**Request**.
Reproduce the listing below verbatim.

──────── Records shown ────────

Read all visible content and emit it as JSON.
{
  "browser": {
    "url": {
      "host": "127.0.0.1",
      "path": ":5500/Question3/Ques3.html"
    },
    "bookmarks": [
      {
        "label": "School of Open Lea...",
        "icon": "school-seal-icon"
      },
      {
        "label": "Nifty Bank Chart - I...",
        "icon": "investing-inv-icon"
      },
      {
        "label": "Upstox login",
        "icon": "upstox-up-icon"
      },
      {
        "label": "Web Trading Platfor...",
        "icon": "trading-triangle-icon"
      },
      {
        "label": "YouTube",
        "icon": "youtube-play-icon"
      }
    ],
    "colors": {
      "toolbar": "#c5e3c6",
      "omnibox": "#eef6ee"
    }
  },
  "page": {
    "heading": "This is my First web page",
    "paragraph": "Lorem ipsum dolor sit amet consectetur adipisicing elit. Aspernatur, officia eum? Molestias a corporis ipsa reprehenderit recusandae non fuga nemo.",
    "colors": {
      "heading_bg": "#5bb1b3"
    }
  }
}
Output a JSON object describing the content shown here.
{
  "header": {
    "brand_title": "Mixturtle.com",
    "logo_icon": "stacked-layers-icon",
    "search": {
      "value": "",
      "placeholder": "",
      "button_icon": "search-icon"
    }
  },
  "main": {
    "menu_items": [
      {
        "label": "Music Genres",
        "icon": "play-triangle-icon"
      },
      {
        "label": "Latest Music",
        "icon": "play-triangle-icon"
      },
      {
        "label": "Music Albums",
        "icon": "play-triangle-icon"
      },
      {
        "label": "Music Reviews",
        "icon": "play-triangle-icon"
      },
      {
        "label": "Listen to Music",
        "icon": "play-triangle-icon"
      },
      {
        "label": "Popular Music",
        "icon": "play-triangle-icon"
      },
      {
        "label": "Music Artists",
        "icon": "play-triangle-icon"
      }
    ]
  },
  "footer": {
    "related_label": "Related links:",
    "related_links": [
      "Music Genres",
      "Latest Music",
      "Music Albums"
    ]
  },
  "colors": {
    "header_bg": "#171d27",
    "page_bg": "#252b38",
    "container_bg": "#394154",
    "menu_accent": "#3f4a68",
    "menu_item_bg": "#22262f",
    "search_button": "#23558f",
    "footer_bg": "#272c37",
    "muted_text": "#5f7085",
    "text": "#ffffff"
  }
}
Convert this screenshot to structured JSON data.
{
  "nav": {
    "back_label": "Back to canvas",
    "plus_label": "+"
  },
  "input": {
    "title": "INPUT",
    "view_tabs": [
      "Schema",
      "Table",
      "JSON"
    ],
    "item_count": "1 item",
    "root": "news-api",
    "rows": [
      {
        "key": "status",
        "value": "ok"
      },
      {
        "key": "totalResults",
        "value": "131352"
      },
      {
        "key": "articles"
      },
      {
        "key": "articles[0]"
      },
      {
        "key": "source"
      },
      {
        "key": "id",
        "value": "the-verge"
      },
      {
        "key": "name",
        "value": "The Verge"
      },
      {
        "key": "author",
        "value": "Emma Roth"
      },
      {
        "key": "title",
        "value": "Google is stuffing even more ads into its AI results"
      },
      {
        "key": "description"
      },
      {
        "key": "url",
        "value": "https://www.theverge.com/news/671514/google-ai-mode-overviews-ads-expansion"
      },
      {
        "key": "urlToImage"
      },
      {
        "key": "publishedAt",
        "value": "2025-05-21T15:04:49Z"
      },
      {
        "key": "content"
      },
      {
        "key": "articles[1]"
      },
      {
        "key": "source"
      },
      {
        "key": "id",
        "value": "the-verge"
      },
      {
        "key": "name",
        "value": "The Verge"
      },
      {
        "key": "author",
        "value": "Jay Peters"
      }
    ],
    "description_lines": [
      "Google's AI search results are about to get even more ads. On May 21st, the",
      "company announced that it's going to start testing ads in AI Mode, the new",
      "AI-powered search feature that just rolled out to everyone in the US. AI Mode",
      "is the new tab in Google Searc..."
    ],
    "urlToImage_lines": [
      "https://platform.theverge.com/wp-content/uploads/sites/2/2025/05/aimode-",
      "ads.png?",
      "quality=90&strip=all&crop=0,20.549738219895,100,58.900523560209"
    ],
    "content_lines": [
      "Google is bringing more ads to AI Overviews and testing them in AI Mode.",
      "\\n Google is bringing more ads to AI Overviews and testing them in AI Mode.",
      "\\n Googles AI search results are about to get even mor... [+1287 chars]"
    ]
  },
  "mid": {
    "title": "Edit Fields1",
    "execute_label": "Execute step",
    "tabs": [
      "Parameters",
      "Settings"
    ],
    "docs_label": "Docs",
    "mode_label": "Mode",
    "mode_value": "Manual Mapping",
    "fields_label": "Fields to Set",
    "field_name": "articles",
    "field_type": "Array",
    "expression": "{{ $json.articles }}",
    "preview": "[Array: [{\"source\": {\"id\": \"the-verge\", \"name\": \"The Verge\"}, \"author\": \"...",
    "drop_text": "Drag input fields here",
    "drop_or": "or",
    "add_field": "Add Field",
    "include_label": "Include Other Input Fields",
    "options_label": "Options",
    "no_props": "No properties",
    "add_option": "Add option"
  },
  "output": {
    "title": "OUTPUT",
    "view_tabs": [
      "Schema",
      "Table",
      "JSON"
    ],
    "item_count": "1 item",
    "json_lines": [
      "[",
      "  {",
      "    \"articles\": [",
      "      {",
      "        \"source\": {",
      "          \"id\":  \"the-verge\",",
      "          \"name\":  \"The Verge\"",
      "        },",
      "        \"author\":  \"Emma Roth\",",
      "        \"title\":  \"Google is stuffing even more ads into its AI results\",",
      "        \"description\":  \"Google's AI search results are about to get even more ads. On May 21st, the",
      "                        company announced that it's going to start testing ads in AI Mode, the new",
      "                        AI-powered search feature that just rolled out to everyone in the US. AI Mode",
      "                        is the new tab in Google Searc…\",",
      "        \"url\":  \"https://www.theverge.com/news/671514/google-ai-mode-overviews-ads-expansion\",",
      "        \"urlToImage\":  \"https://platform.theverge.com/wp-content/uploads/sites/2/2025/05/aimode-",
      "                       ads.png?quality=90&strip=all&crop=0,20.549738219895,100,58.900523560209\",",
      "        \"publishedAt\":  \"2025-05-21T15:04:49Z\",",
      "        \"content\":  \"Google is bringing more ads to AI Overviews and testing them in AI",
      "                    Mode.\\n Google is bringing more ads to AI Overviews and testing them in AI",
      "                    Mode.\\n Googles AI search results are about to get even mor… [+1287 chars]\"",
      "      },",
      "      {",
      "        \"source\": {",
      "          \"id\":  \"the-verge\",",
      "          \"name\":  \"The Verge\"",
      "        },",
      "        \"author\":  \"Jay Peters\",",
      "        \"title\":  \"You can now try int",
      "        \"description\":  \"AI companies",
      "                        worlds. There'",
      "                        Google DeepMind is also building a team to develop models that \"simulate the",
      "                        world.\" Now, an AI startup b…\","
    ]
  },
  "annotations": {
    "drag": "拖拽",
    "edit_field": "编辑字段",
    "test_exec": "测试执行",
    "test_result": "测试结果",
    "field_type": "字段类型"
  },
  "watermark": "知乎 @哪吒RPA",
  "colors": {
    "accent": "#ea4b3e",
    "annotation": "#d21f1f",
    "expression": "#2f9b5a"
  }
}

────────

**Solution to this problem**.
Read all visible content and emit it as JSON.
{
  "browser": {
    "url": {
      "host": "127.0.0.1",
      "path": ":5500/Question3/Ques3.html"
    },
    "bookmarks": [
      {
        "label": "School of Open Lea...",
        "icon": "school-seal-icon"
      },
      {
        "label": "Nifty Bank Chart - I...",
        "icon": "investing-inv-icon"
      },
      {
        "label": "Upstox login",
        "icon": "upstox-up-icon"
      },
      {
        "label": "Web Trading Platfor...",
        "icon": "trading-triangle-icon"
      },
      {
        "label": "YouTube",
        "icon": "youtube-play-icon"
      }
    ],
    "colors": {
      "toolbar": "#c5e3c6",
      "omnibox": "#eef6ee"
    }
  },
  "page": {
    "heading": "This is my First web page",
    "paragraph": "Lorem ipsum dolor sit amet consectetur adipisicing elit. Aspernatur, officia eum? Molestias a corporis ipsa reprehenderit recusandae non fuga nemo.",
    "colors": {
      "heading_bg": "#5bb1b3"
    }
  }
}
Output a JSON object describing the content shown here.
{
  "header": {
    "brand_title": "Mixturtle.com",
    "logo_icon": "stacked-layers-icon",
    "search": {
      "value": "",
      "placeholder": "",
      "button_icon": "search-icon"
    }
  },
  "main": {
    "menu_items": [
      {
        "label": "Music Genres",
        "icon": "play-triangle-icon"
      },
      {
        "label": "Latest Music",
        "icon": "play-triangle-icon"
      },
      {
        "label": "Music Albums",
        "icon": "play-triangle-icon"
      },
      {
        "label": "Music Reviews",
        "icon": "play-triangle-icon"
      },
      {
        "label": "Listen to Music",
        "icon": "play-triangle-icon"
      },
      {
        "label": "Popular Music",
        "icon": "play-triangle-icon"
      },
      {
        "label": "Music Artists",
        "icon": "play-triangle-icon"
      }
    ]
  },
  "footer": {
    "related_label": "Related links:",
    "related_links": [
      "Music Genres",
      "Latest Music",
      "Music Albums"
    ]
  },
  "colors": {
    "header_bg": "#171d27",
    "page_bg": "#252b38",
    "container_bg": "#394154",
    "menu_accent": "#3f4a68",
    "menu_item_bg": "#22262f",
    "search_button": "#23558f",
    "footer_bg": "#272c37",
    "muted_text": "#5f7085",
    "text": "#ffffff"
  }
}
Convert this screenshot to structured JSON data.
{
  "nav": {
    "back_label": "Back to canvas",
    "plus_label": "+"
  },
  "input": {
    "title": "INPUT",
    "view_tabs": [
      "Schema",
      "Table",
      "JSON"
    ],
    "item_count": "1 item",
    "root": "news-api",
    "rows": [
      {
        "key": "status",
        "value": "ok"
      },
      {
        "key": "totalResults",
        "value": "131352"
      },
      {
        "key": "articles"
      },
      {
        "key": "articles[0]"
      },
      {
        "key": "source"
      },
      {
        "key": "id",
        "value": "the-verge"
      },
      {
        "key": "name",
        "value": "The Verge"
      },
      {
        "key": "author",
        "value": "Emma Roth"
      },
      {
        "key": "title",
        "value": "Google is stuffing even more ads into its AI results"
      },
      {
        "key": "description"
      },
      {
        "key": "url",
        "value": "https://www.theverge.com/news/671514/google-ai-mode-overviews-ads-expansion"
      },
      {
        "key": "urlToImage"
      },
      {
        "key": "publishedAt",
        "value": "2025-05-21T15:04:49Z"
      },
      {
        "key": "content"
      },
      {
        "key": "articles[1]"
      },
      {
        "key": "source"
      },
      {
        "key": "id",
        "value": "the-verge"
      },
      {
        "key": "name",
        "value": "The Verge"
      },
      {
        "key": "author",
        "value": "Jay Peters"
      }
    ],
    "description_lines": [
      "Google's AI search results are about to get even more ads. On May 21st, the",
      "company announced that it's going to start testing ads in AI Mode, the new",
      "AI-powered search feature that just rolled out to everyone in the US. AI Mode",
      "is the new tab in Google Searc..."
    ],
    "urlToImage_lines": [
      "https://platform.theverge.com/wp-content/uploads/sites/2/2025/05/aimode-",
      "ads.png?",
      "quality=90&strip=all&crop=0,20.549738219895,100,58.900523560209"
    ],
    "content_lines": [
      "Google is bringing more ads to AI Overviews and testing them in AI Mode.",
      "\\n Google is bringing more ads to AI Overviews and testing them in AI Mode.",
      "\\n Googles AI search results are about to get even mor... [+1287 chars]"
    ]
  },
  "mid": {
    "title": "Edit Fields1",
    "execute_label": "Execute step",
    "tabs": [
      "Parameters",
      "Settings"
    ],
    "docs_label": "Docs",
    "mode_label": "Mode",
    "mode_value": "Manual Mapping",
    "fields_label": "Fields to Set",
    "field_name": "articles",
    "field_type": "Array",
    "expression": "{{ $json.articles }}",
    "preview": "[Array: [{\"source\": {\"id\": \"the-verge\", \"name\": \"The Verge\"}, \"author\": \"...",
    "drop_text": "Drag input fields here",
    "drop_or": "or",
    "add_field": "Add Field",
    "include_label": "Include Other Input Fields",
    "options_label": "Options",
    "no_props": "No properties",
    "add_option": "Add option"
  },
  "output": {
    "title": "OUTPUT",
    "view_tabs": [
      "Schema",
      "Table",
      "JSON"
    ],
    "item_count": "1 item",
    "json_lines": [
      "[",
      "  {",
      "    \"articles\": [",
      "      {",
      "        \"source\": {",
      "          \"id\":  \"the-verge\",",
      "          \"name\":  \"The Verge\"",
      "        },",
      "        \"author\":  \"Emma Roth\",",
      "        \"title\":  \"Google is stuffing even more ads into its AI results\",",
      "        \"description\":  \"Google's AI search results are about to get even more ads. On May 21st, the",
      "                        company announced that it's going to start testing ads in AI Mode, the new",
      "                        AI-powered search feature that just rolled out to everyone in the US. AI Mode",
      "                        is the new tab in Google Searc…\",",
      "        \"url\":  \"https://www.theverge.com/news/671514/google-ai-mode-overviews-ads-expansion\",",
      "        \"urlToImage\":  \"https://platform.theverge.com/wp-content/uploads/sites/2/2025/05/aimode-",
      "                       ads.png?quality=90&strip=all&crop=0,20.549738219895,100,58.900523560209\",",
      "        \"publishedAt\":  \"2025-05-21T15:04:49Z\",",
      "        \"content\":  \"Google is bringing more ads to AI Overviews and testing them in AI",
      "                    Mode.\\n Google is bringing more ads to AI Overviews and testing them in AI",
      "                    Mode.\\n Googles AI search results are about to get even mor… [+1287 chars]\"",
      "      },",
      "      {",
      "        \"source\": {",
      "          \"id\":  \"the-verge\",",
      "          \"name\":  \"The Verge\"",
      "        },",
      "        \"author\":  \"Jay Peters\",",
      "        \"title\":  \"You can now try int",
      "        \"description\":  \"AI companies",
      "                        worlds. There'",
      "                        Google DeepMind is also building a team to develop models that \"simulate the",
      "                        world.\" Now, an AI startup b…\","
    ]
  },
  "annotations": {
    "drag": "拖拽",
    "edit_field": "编辑字段",
    "test_exec": "测试执行",
    "test_result": "测试结果",
    "field_type": "字段类型"
  },
  "watermark": "知乎 @哪吒RPA",
  "colors": {
    "accent": "#ea4b3e",
    "annotation": "#d21f1f",
    "expression": "#2f9b5a"
  }
}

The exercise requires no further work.